--- BEGIN ---

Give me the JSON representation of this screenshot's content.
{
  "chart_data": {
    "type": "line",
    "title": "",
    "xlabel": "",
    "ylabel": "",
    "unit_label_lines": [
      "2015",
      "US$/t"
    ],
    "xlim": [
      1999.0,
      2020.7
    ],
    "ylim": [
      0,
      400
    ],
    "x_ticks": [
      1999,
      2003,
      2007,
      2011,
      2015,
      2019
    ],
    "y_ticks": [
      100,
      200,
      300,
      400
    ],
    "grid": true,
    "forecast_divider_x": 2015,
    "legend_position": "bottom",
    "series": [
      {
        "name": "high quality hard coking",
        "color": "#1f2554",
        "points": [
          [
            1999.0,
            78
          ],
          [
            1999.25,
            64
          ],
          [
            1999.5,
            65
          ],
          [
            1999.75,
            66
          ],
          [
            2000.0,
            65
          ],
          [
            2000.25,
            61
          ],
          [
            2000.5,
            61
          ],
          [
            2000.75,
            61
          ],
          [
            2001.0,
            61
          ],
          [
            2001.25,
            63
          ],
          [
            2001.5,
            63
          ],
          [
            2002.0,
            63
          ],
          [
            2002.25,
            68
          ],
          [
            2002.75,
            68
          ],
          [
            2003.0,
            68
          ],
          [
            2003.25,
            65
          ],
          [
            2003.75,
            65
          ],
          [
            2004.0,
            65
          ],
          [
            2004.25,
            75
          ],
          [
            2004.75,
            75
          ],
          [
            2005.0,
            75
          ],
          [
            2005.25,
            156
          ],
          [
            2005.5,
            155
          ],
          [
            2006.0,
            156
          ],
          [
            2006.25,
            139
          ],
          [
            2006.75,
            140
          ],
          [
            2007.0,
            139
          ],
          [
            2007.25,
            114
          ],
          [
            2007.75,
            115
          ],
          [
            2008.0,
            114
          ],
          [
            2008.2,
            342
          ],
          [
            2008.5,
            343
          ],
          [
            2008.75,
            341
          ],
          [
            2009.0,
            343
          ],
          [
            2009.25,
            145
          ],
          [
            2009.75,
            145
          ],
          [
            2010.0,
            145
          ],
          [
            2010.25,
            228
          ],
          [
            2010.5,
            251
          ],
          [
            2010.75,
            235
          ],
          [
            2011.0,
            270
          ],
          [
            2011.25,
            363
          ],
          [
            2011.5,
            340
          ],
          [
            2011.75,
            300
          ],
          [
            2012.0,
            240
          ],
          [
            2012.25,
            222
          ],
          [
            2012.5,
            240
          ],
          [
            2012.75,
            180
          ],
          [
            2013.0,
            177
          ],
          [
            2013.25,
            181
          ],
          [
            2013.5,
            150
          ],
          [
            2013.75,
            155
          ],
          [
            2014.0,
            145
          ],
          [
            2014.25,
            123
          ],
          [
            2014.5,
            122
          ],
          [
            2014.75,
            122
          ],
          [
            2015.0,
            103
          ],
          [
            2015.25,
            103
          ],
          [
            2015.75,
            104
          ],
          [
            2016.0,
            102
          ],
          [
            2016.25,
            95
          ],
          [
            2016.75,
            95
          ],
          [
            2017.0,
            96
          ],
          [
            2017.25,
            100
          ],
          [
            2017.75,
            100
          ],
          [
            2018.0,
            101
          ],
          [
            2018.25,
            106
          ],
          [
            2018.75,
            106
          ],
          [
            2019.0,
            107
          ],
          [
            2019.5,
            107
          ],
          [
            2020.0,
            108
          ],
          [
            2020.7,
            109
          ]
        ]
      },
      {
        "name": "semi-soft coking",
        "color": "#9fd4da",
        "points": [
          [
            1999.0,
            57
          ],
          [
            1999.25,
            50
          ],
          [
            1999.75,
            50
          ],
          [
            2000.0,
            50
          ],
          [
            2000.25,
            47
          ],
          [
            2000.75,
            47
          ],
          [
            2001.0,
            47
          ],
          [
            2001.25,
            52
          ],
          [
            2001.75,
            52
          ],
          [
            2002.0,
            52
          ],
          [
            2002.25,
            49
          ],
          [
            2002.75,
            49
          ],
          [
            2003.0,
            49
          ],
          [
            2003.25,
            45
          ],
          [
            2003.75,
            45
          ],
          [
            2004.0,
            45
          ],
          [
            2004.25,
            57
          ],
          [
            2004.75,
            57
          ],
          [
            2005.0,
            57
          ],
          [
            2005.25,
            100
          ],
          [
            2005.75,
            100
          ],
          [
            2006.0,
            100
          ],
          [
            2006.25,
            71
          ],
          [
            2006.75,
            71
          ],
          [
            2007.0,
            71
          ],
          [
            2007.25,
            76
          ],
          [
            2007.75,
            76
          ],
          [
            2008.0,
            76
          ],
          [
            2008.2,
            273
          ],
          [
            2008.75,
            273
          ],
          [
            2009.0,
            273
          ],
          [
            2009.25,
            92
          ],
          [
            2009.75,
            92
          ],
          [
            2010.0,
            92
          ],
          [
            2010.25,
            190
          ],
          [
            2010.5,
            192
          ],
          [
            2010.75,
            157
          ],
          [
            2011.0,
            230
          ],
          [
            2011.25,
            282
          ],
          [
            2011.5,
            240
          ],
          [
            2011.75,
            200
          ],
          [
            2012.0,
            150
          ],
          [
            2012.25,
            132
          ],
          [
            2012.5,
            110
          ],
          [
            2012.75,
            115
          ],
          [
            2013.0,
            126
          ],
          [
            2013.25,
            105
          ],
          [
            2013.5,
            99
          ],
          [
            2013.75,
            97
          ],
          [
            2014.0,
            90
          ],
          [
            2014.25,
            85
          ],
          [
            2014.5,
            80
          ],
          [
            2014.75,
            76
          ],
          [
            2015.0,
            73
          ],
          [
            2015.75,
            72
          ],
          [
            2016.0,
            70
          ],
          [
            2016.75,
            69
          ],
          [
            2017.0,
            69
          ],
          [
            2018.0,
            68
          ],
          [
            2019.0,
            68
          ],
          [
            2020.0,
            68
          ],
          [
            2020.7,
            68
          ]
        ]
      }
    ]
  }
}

--- END ---
--- BEGIN ---

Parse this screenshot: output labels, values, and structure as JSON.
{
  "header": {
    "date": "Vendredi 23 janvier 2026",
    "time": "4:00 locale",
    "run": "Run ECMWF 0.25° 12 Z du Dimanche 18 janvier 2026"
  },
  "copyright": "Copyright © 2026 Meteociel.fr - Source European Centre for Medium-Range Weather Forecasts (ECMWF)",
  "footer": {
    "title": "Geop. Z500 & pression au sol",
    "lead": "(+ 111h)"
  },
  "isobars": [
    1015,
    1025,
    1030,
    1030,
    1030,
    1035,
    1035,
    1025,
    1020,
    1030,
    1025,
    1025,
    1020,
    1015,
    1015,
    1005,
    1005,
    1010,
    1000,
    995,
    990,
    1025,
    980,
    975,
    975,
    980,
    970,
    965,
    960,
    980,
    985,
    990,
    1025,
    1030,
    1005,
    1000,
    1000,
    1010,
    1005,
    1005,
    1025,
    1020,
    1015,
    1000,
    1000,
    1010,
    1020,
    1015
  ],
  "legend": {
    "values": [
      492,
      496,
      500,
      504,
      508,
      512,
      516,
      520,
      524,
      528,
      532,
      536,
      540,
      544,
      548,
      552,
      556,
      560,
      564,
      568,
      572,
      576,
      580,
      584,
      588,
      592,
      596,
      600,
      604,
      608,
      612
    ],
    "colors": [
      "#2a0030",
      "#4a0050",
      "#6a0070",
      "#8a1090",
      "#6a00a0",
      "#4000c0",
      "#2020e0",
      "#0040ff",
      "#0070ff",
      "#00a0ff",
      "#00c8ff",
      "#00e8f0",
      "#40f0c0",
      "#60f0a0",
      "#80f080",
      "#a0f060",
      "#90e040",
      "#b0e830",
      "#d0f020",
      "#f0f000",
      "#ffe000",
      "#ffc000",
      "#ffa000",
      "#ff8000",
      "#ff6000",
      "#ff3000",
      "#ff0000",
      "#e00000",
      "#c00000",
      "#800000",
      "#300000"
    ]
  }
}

--- END ---

> _Task details_:
Find "screenshot". Copy every line it occurs in.

> _Right answer_:
Give me the JSON representation of this screenshot's content.
Parse this screenshot: output labels, values, and structure as JSON.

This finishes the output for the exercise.